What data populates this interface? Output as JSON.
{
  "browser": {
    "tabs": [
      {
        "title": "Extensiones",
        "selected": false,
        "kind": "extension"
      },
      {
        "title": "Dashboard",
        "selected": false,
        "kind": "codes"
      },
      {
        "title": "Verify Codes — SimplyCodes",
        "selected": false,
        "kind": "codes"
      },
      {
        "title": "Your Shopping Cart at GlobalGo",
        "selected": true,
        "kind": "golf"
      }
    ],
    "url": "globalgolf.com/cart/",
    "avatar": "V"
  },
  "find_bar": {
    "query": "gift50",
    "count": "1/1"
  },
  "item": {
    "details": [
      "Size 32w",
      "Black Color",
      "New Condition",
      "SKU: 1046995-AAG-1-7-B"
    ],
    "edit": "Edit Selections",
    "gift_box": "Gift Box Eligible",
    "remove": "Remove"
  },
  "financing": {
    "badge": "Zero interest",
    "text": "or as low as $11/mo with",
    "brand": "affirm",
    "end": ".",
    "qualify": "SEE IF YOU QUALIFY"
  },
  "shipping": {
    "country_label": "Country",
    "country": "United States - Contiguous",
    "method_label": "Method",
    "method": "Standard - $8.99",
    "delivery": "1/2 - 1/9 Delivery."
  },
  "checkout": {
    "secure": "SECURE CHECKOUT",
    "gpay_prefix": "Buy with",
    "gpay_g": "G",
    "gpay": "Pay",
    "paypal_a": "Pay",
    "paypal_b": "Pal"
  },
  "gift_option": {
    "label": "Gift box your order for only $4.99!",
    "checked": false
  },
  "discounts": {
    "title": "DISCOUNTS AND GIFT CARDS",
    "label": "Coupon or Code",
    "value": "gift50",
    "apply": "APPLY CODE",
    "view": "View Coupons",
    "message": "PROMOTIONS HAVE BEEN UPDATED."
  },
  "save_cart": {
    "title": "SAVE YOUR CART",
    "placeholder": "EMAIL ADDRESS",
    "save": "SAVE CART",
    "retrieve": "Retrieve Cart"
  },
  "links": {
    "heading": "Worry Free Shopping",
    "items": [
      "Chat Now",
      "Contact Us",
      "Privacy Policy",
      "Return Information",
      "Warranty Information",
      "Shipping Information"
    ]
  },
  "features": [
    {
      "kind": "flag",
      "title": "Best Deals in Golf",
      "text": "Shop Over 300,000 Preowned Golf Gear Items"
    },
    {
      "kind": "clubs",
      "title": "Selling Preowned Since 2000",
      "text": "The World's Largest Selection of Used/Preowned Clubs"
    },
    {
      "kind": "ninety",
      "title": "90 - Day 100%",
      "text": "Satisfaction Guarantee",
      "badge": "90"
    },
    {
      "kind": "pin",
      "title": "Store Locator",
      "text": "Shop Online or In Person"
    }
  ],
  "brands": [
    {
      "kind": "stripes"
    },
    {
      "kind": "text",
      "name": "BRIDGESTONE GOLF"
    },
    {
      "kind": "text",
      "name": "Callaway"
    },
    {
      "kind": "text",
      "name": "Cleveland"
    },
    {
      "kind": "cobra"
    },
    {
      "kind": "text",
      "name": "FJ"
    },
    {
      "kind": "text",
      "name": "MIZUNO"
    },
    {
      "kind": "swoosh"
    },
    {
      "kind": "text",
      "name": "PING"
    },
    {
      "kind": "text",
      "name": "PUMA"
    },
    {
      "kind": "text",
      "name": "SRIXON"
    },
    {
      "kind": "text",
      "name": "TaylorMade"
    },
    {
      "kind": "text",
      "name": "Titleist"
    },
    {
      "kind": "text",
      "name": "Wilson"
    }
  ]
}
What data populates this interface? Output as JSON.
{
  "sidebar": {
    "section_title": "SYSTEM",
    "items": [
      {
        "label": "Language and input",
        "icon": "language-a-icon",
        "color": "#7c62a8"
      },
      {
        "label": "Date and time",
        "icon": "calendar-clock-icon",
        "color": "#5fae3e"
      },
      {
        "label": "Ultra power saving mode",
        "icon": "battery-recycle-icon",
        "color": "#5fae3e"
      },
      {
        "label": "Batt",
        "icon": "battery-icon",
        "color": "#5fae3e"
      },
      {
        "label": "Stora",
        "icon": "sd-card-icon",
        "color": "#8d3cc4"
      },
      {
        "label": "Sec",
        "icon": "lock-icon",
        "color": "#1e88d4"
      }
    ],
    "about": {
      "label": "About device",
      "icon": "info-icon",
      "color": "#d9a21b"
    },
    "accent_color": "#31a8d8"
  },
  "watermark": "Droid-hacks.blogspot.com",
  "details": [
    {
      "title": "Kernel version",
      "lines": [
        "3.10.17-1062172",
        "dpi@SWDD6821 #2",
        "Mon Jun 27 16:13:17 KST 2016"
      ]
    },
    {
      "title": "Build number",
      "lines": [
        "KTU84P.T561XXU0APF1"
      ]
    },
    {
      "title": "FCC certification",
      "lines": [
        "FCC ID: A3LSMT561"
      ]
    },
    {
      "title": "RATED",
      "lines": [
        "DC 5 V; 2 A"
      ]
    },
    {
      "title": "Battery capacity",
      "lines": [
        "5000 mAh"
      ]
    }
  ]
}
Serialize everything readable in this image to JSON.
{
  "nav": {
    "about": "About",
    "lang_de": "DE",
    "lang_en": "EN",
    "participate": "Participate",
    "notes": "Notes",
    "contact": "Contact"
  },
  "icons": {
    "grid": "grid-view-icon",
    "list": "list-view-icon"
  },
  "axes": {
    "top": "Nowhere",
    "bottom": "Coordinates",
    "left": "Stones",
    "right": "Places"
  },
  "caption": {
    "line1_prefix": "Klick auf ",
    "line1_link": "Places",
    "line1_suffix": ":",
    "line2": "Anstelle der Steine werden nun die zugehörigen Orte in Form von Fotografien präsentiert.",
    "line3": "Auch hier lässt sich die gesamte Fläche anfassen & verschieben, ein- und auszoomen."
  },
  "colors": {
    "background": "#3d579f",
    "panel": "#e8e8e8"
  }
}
────
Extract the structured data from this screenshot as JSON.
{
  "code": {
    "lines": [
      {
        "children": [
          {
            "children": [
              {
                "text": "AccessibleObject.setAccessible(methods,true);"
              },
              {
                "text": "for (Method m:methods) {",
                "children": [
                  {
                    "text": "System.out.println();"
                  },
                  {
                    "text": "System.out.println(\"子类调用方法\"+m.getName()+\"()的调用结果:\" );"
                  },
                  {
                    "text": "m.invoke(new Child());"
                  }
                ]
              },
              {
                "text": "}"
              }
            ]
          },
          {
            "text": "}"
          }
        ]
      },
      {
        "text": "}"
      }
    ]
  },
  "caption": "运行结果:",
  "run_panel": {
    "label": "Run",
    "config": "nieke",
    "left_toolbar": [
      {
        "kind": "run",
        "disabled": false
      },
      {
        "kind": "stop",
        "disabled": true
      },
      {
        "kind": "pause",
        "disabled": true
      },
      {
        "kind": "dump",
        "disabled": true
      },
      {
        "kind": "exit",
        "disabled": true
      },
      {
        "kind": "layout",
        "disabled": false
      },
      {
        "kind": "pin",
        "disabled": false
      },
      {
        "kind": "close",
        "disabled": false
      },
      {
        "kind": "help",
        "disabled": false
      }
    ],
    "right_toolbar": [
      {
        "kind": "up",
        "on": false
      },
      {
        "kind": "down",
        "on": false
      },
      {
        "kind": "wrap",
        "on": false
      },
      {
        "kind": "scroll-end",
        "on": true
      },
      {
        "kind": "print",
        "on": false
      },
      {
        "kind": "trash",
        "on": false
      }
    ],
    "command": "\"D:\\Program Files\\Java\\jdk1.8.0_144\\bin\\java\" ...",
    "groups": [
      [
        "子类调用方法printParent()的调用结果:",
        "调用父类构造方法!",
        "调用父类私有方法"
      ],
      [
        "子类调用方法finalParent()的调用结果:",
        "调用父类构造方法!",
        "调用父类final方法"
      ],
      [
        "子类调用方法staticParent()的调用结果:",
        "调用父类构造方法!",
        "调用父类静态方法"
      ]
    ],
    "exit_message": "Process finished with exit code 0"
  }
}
────
__GIVEN PROBLEM__
List every line above that holds the word "println".

__ANSWER TO THIS EXERCISE__
                    "text": "System.out.println();"
                    "text": "System.out.println(\"子类调用方法\"+m.getName()+\"()的调用结果:\" );"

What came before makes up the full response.